Records from a collection

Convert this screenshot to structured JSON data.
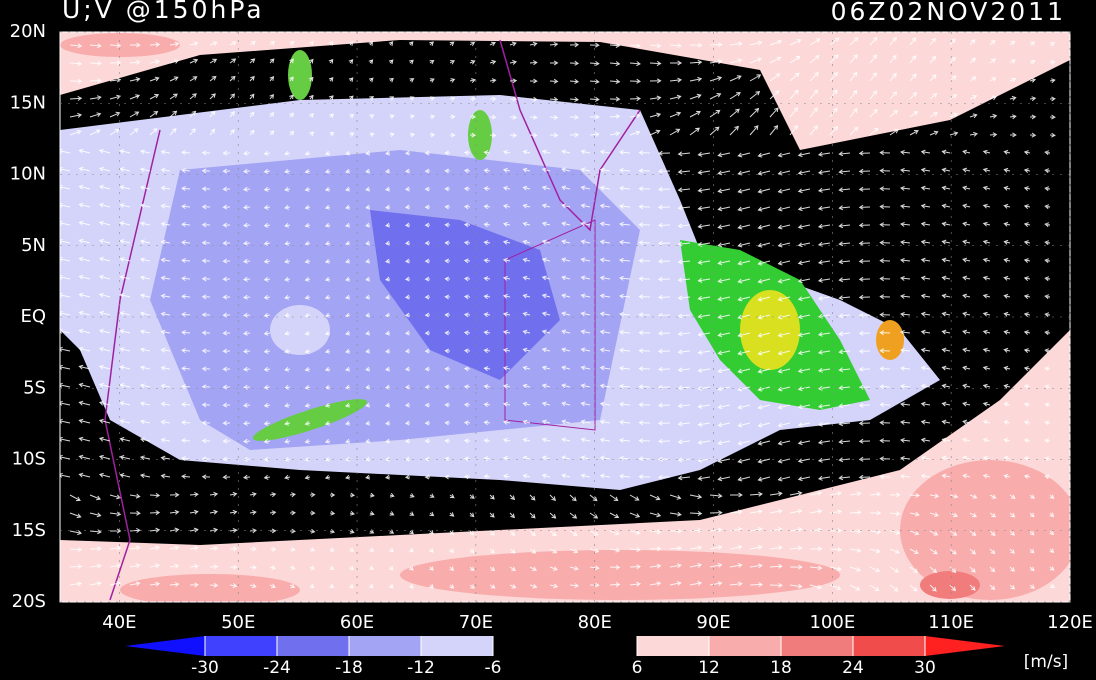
{
  "map": {
    "title": "U;V @150hPa",
    "time": "06Z02NOV2011",
    "units": "[m/s]",
    "lonlim": [
      35,
      120
    ],
    "latlim": [
      -20,
      20
    ],
    "lon_ticks": [
      {
        "value": 40,
        "label": "40E"
      },
      {
        "value": 50,
        "label": "50E"
      },
      {
        "value": 60,
        "label": "60E"
      },
      {
        "value": 70,
        "label": "70E"
      },
      {
        "value": 80,
        "label": "80E"
      },
      {
        "value": 90,
        "label": "90E"
      },
      {
        "value": 100,
        "label": "100E"
      },
      {
        "value": 110,
        "label": "110E"
      },
      {
        "value": 120,
        "label": "120E"
      }
    ],
    "lat_ticks": [
      {
        "value": 20,
        "label": "20N"
      },
      {
        "value": 15,
        "label": "15N"
      },
      {
        "value": 10,
        "label": "10N"
      },
      {
        "value": 5,
        "label": "5N"
      },
      {
        "value": 0,
        "label": "EQ"
      },
      {
        "value": -5,
        "label": "5S"
      },
      {
        "value": -10,
        "label": "10S"
      },
      {
        "value": -15,
        "label": "15S"
      },
      {
        "value": -20,
        "label": "20S"
      }
    ],
    "colorbar": {
      "levels": [
        -30,
        -24,
        -18,
        -12,
        -6,
        6,
        12,
        18,
        24,
        30
      ],
      "colors": [
        "#1010ff",
        "#4040ff",
        "#7070ee",
        "#a4a4f4",
        "#d4d4fa",
        "#000000",
        "#fcd8d8",
        "#f8acac",
        "#f07c7c",
        "#f04c4c",
        "#ff2020"
      ]
    }
  }
}
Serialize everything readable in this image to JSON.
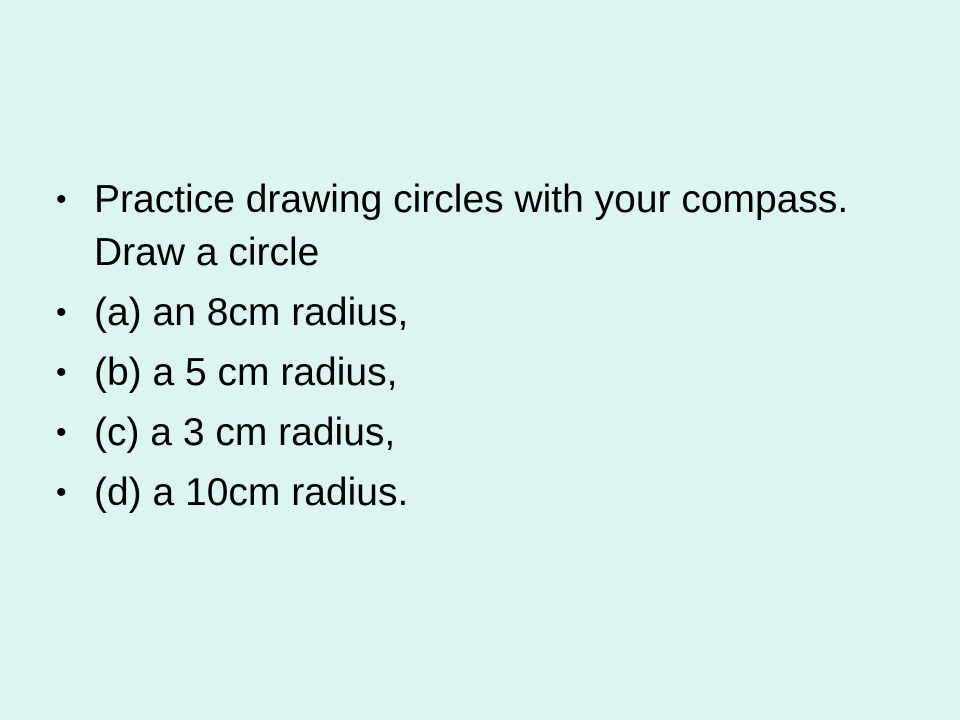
{
  "slide": {
    "background_color": "#ddf5f1",
    "text_color": "#000000",
    "bullet_symbol": "•",
    "bullets": [
      {
        "text": "Practice drawing circles with your compass.  Draw a circle"
      },
      {
        "text": "(a) an 8cm radius,"
      },
      {
        "text": "(b) a 5 cm radius,"
      },
      {
        "text": "(c) a 3 cm radius,"
      },
      {
        "text": "(d) a 10cm radius."
      }
    ]
  }
}
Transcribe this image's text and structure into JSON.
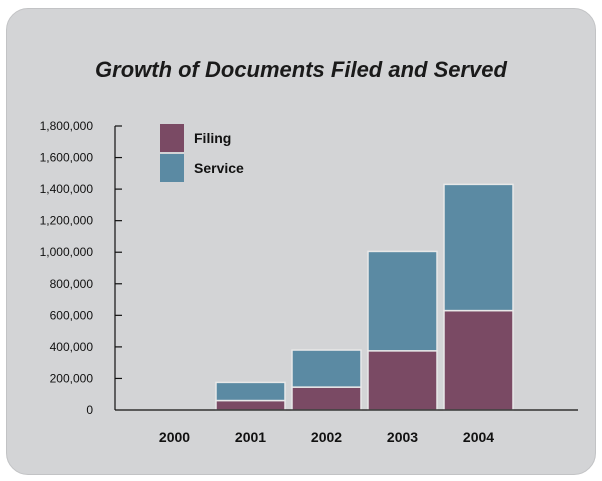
{
  "chart_data": {
    "type": "bar",
    "stacked": true,
    "title": "Growth of Documents Filed and Served",
    "xlabel": "",
    "ylabel": "",
    "categories": [
      "2000",
      "2001",
      "2002",
      "2003",
      "2004"
    ],
    "series": [
      {
        "name": "Filing",
        "color": "#7a4a64",
        "values": [
          0,
          60000,
          145000,
          375000,
          630000
        ]
      },
      {
        "name": "Service",
        "color": "#5b8aa3",
        "values": [
          0,
          115000,
          235000,
          630000,
          800000
        ]
      }
    ],
    "ylim": [
      0,
      1800000
    ],
    "yticks": [
      0,
      200000,
      400000,
      600000,
      800000,
      1000000,
      1200000,
      1400000,
      1600000,
      1800000
    ],
    "ytick_labels": [
      "0",
      "200,000",
      "400,000",
      "600,000",
      "800,000",
      "1,000,000",
      "1,200,000",
      "1,400,000",
      "1,600,000",
      "1,800,000"
    ],
    "legend_position": "top-left",
    "grid": false
  }
}
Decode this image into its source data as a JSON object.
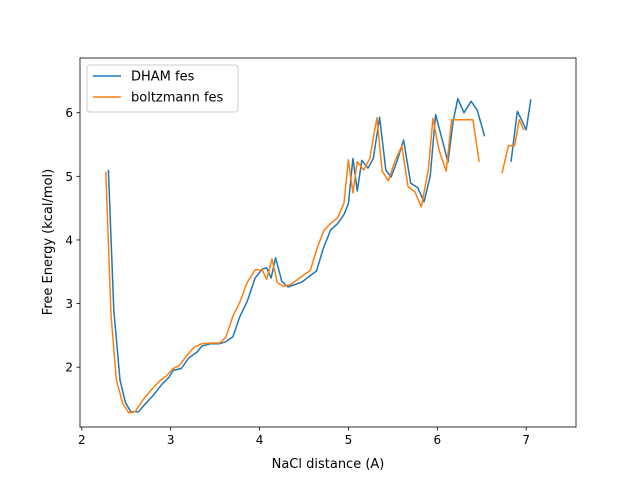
{
  "chart_data": {
    "type": "line",
    "xlabel": "NaCl distance (A)",
    "ylabel": "Free Energy (kcal/mol)",
    "xlim": [
      1.98,
      7.56
    ],
    "ylim": [
      1.06,
      6.86
    ],
    "xticks": [
      2,
      3,
      4,
      5,
      6,
      7
    ],
    "yticks": [
      2,
      3,
      4,
      5,
      6
    ],
    "grid": false,
    "legend_position": "top-left",
    "series": [
      {
        "name": "DHAM fes",
        "color": "#1f77b4",
        "segments": [
          [
            [
              2.3,
              5.09
            ],
            [
              2.36,
              2.9
            ],
            [
              2.43,
              1.8
            ],
            [
              2.49,
              1.45
            ],
            [
              2.55,
              1.3
            ],
            [
              2.64,
              1.3
            ],
            [
              2.7,
              1.4
            ],
            [
              2.8,
              1.55
            ],
            [
              2.9,
              1.73
            ],
            [
              2.98,
              1.84
            ],
            [
              3.03,
              1.95
            ],
            [
              3.12,
              1.98
            ],
            [
              3.2,
              2.14
            ],
            [
              3.3,
              2.24
            ],
            [
              3.35,
              2.33
            ],
            [
              3.45,
              2.37
            ],
            [
              3.55,
              2.37
            ],
            [
              3.62,
              2.4
            ],
            [
              3.7,
              2.48
            ],
            [
              3.78,
              2.8
            ],
            [
              3.86,
              3.03
            ],
            [
              3.95,
              3.4
            ],
            [
              4.03,
              3.54
            ],
            [
              4.08,
              3.56
            ],
            [
              4.13,
              3.4
            ],
            [
              4.18,
              3.72
            ],
            [
              4.25,
              3.35
            ],
            [
              4.32,
              3.26
            ],
            [
              4.4,
              3.3
            ],
            [
              4.48,
              3.34
            ],
            [
              4.55,
              3.42
            ],
            [
              4.64,
              3.51
            ],
            [
              4.72,
              3.88
            ],
            [
              4.8,
              4.16
            ],
            [
              4.88,
              4.26
            ],
            [
              4.95,
              4.4
            ],
            [
              5.0,
              4.57
            ],
            [
              5.05,
              5.28
            ],
            [
              5.1,
              4.77
            ],
            [
              5.15,
              5.25
            ],
            [
              5.22,
              5.13
            ],
            [
              5.28,
              5.28
            ],
            [
              5.35,
              5.93
            ],
            [
              5.42,
              5.1
            ],
            [
              5.48,
              4.99
            ],
            [
              5.55,
              5.25
            ],
            [
              5.62,
              5.57
            ],
            [
              5.7,
              4.89
            ],
            [
              5.78,
              4.82
            ],
            [
              5.85,
              4.6
            ],
            [
              5.92,
              5.0
            ],
            [
              5.98,
              5.97
            ],
            [
              6.05,
              5.6
            ],
            [
              6.12,
              5.22
            ],
            [
              6.18,
              5.88
            ],
            [
              6.23,
              6.22
            ],
            [
              6.3,
              6.0
            ],
            [
              6.38,
              6.18
            ],
            [
              6.45,
              6.04
            ],
            [
              6.53,
              5.64
            ]
          ],
          [
            [
              6.83,
              5.24
            ],
            [
              6.9,
              6.02
            ],
            [
              6.95,
              5.88
            ],
            [
              7.0,
              5.73
            ],
            [
              7.05,
              6.2
            ]
          ]
        ]
      },
      {
        "name": "boltzmann fes",
        "color": "#ff7f0e",
        "segments": [
          [
            [
              2.27,
              5.06
            ],
            [
              2.33,
              2.8
            ],
            [
              2.39,
              1.8
            ],
            [
              2.46,
              1.43
            ],
            [
              2.53,
              1.28
            ],
            [
              2.6,
              1.3
            ],
            [
              2.68,
              1.47
            ],
            [
              2.78,
              1.64
            ],
            [
              2.88,
              1.79
            ],
            [
              2.95,
              1.86
            ],
            [
              3.02,
              1.97
            ],
            [
              3.1,
              2.03
            ],
            [
              3.18,
              2.18
            ],
            [
              3.26,
              2.31
            ],
            [
              3.35,
              2.37
            ],
            [
              3.45,
              2.38
            ],
            [
              3.55,
              2.38
            ],
            [
              3.62,
              2.47
            ],
            [
              3.7,
              2.8
            ],
            [
              3.78,
              3.03
            ],
            [
              3.86,
              3.33
            ],
            [
              3.95,
              3.53
            ],
            [
              4.03,
              3.53
            ],
            [
              4.08,
              3.38
            ],
            [
              4.14,
              3.7
            ],
            [
              4.2,
              3.33
            ],
            [
              4.27,
              3.27
            ],
            [
              4.35,
              3.3
            ],
            [
              4.42,
              3.37
            ],
            [
              4.5,
              3.45
            ],
            [
              4.57,
              3.52
            ],
            [
              4.65,
              3.88
            ],
            [
              4.72,
              4.14
            ],
            [
              4.8,
              4.26
            ],
            [
              4.88,
              4.35
            ],
            [
              4.95,
              4.58
            ],
            [
              5.0,
              5.26
            ],
            [
              5.05,
              4.74
            ],
            [
              5.1,
              5.23
            ],
            [
              5.17,
              5.1
            ],
            [
              5.24,
              5.28
            ],
            [
              5.32,
              5.92
            ],
            [
              5.38,
              5.08
            ],
            [
              5.45,
              4.93
            ],
            [
              5.52,
              5.23
            ],
            [
              5.6,
              5.48
            ],
            [
              5.67,
              4.84
            ],
            [
              5.75,
              4.75
            ],
            [
              5.82,
              4.52
            ],
            [
              5.9,
              5.11
            ],
            [
              5.95,
              5.91
            ],
            [
              6.02,
              5.41
            ],
            [
              6.1,
              5.08
            ],
            [
              6.16,
              5.89
            ],
            [
              6.25,
              5.89
            ],
            [
              6.32,
              5.89
            ],
            [
              6.4,
              5.89
            ],
            [
              6.47,
              5.24
            ]
          ],
          [
            [
              6.73,
              5.06
            ],
            [
              6.8,
              5.48
            ],
            [
              6.87,
              5.48
            ],
            [
              6.92,
              5.89
            ],
            [
              6.97,
              5.74
            ]
          ]
        ]
      }
    ]
  }
}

What is needed
In the entries above, find each line with the word "this" and show it.

Finished task
Convert this screenshot to structured JSON data.
Serialize everything readable in this image to JSON.
Transcribe this image's text and structure into JSON.
Decode this image into its source data as a JSON object.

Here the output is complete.